Output the material exactly, but drop every image it holds.

→ Material shown
::::
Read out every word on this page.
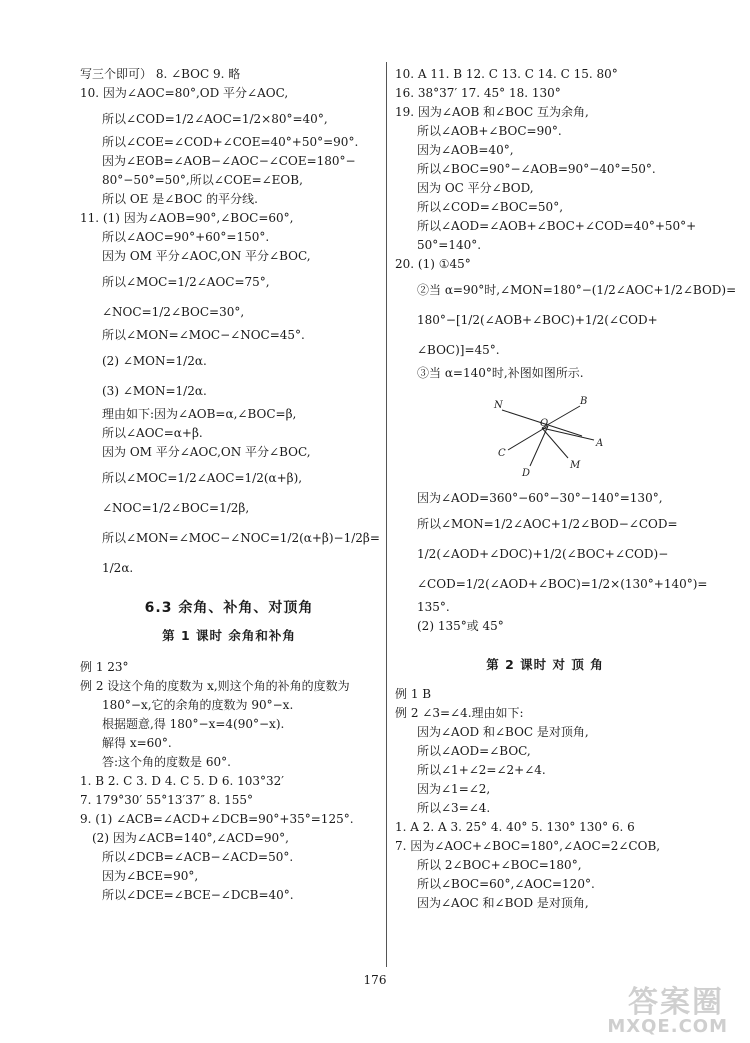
写三个即可） 8. ∠BOC 9. 略
10. 因为∠AOC=80°,OD 平分∠AOC,
所以∠COD=1/2∠AOC=1/2×80°=40°,
所以∠COE=∠COD+∠COE=40°+50°=90°.
因为∠EOB=∠AOB−∠AOC−∠COE=180°−
80°−50°=50°,所以∠COE=∠EOB,
所以 OE 是∠BOC 的平分线.
11. (1) 因为∠AOB=90°,∠BOC=60°,
所以∠AOC=90°+60°=150°.
因为 OM 平分∠AOC,ON 平分∠BOC,
所以∠MOC=1/2∠AOC=75°,
∠NOC=1/2∠BOC=30°,
所以∠MON=∠MOC−∠NOC=45°.
(2) ∠MON=1/2α.
(3) ∠MON=1/2α.
理由如下:因为∠AOB=α,∠BOC=β,
所以∠AOC=α+β.
因为 OM 平分∠AOC,ON 平分∠BOC,
所以∠MOC=1/2∠AOC=1/2(α+β),
∠NOC=1/2∠BOC=1/2β,
所以∠MON=∠MOC−∠NOC=1/2(α+β)−1/2β=
1/2α.
6.3 余角、补角、对顶角
第 1 课时 余角和补角
例 1 23°
例 2 设这个角的度数为 x,则这个角的补角的度数为
180°−x,它的余角的度数为 90°−x.
根据题意,得 180°−x=4(90°−x).
解得 x=60°.
答:这个角的度数是 60°.
1. B 2. C 3. D 4. C 5. D 6. 103°32′
7. 179°30′ 55°13′37″ 8. 155°
9. (1) ∠ACB=∠ACD+∠DCB=90°+35°=125°.
(2) 因为∠ACB=140°,∠ACD=90°,
所以∠DCB=∠ACB−∠ACD=50°.
因为∠BCE=90°,
所以∠DCE=∠BCE−∠DCB=40°.
10. A 11. B 12. C 13. C 14. C 15. 80°
16. 38°37′ 17. 45° 18. 130°
19. 因为∠AOB 和∠BOC 互为余角,
所以∠AOB+∠BOC=90°.
因为∠AOB=40°,
所以∠BOC=90°−∠AOB=90°−40°=50°.
因为 OC 平分∠BOD,
所以∠COD=∠BOC=50°,
所以∠AOD=∠AOB+∠BOC+∠COD=40°+50°+
50°=140°.
20. (1) ①45°
②当 α=90°时,∠MON=180°−(1/2∠AOC+1/2∠BOD)=
180°−[1/2(∠AOB+∠BOC)+1/2(∠COD+
∠BOC)]=45°.
③当 α=140°时,补图如图所示.
N	B
O
A
C
D
M
因为∠AOD=360°−60°−30°−140°=130°,
所以∠MON=1/2∠AOC+1/2∠BOD−∠COD=
1/2(∠AOD+∠DOC)+1/2(∠BOC+∠COD)−
∠COD=1/2(∠AOD+∠BOC)=1/2×(130°+140°)=
135°.
(2) 135°或 45°
第 2 课时 对 顶 角
例 1 B
例 2 ∠3=∠4.理由如下:
因为∠AOD 和∠BOC 是对顶角,
所以∠AOD=∠BOC,
所以∠1+∠2=∠2+∠4.
因为∠1=∠2,
所以∠3=∠4.
1. A 2. A 3. 25° 4. 40° 5. 130° 130° 6. 6
7. 因为∠AOC+∠BOC=180°,∠AOC=2∠COB,
所以 2∠BOC+∠BOC=180°,
所以∠BOC=60°,∠AOC=120°.
因为∠AOC 和∠BOD 是对顶角,
176
答案圈
MXQE.COM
::::
→ Result of this exercise
Read out every word on this page.
写三个即可） 8. ∠BOC 9. 略
10. 因为∠AOC=80°,OD 平分∠AOC,
所以∠COD=1/2∠AOC=1/2×80°=40°,
所以∠COE=∠COD+∠COE=40°+50°=90°.
因为∠EOB=∠AOB−∠AOC−∠COE=180°−
80°−50°=50°,所以∠COE=∠EOB,
所以 OE 是∠BOC 的平分线.
11. (1) 因为∠AOB=90°,∠BOC=60°,
所以∠AOC=90°+60°=150°.
因为 OM 平分∠AOC,ON 平分∠BOC,
所以∠MOC=1/2∠AOC=75°,
∠NOC=1/2∠BOC=30°,
所以∠MON=∠MOC−∠NOC=45°.
(2) ∠MON=1/2α.
(3) ∠MON=1/2α.
理由如下:因为∠AOB=α,∠BOC=β,
所以∠AOC=α+β.
因为 OM 平分∠AOC,ON 平分∠BOC,
所以∠MOC=1/2∠AOC=1/2(α+β),
∠NOC=1/2∠BOC=1/2β,
所以∠MON=∠MOC−∠NOC=1/2(α+β)−1/2β=
1/2α.
6.3 余角、补角、对顶角
第 1 课时 余角和补角
例 1 23°
例 2 设这个角的度数为 x,则这个角的补角的度数为
180°−x,它的余角的度数为 90°−x.
根据题意,得 180°−x=4(90°−x).
解得 x=60°.
答:这个角的度数是 60°.
1. B 2. C 3. D 4. C 5. D 6. 103°32′
7. 179°30′ 55°13′37″ 8. 155°
9. (1) ∠ACB=∠ACD+∠DCB=90°+35°=125°.
(2) 因为∠ACB=140°,∠ACD=90°,
所以∠DCB=∠ACB−∠ACD=50°.
因为∠BCE=90°,
所以∠DCE=∠BCE−∠DCB=40°.
10. A 11. B 12. C 13. C 14. C 15. 80°
16. 38°37′ 17. 45° 18. 130°
19. 因为∠AOB 和∠BOC 互为余角,
所以∠AOB+∠BOC=90°.
因为∠AOB=40°,
所以∠BOC=90°−∠AOB=90°−40°=50°.
因为 OC 平分∠BOD,
所以∠COD=∠BOC=50°,
所以∠AOD=∠AOB+∠BOC+∠COD=40°+50°+
50°=140°.
20. (1) ①45°
②当 α=90°时,∠MON=180°−(1/2∠AOC+1/2∠BOD)=
180°−[1/2(∠AOB+∠BOC)+1/2(∠COD+
∠BOC)]=45°.
③当 α=140°时,补图如图所示.
N	B
O
A
C
D
M
因为∠AOD=360°−60°−30°−140°=130°,
所以∠MON=1/2∠AOC+1/2∠BOD−∠COD=
1/2(∠AOD+∠DOC)+1/2(∠BOC+∠COD)−
∠COD=1/2(∠AOD+∠BOC)=1/2×(130°+140°)=
135°.
(2) 135°或 45°
第 2 课时 对 顶 角
例 1 B
例 2 ∠3=∠4.理由如下:
因为∠AOD 和∠BOC 是对顶角,
所以∠AOD=∠BOC,
所以∠1+∠2=∠2+∠4.
因为∠1=∠2,
所以∠3=∠4.
1. A 2. A 3. 25° 4. 40° 5. 130° 130° 6. 6
7. 因为∠AOC+∠BOC=180°,∠AOC=2∠COB,
所以 2∠BOC+∠BOC=180°,
所以∠BOC=60°,∠AOC=120°.
因为∠AOC 和∠BOD 是对顶角,
176
答案圈
MXQE.COM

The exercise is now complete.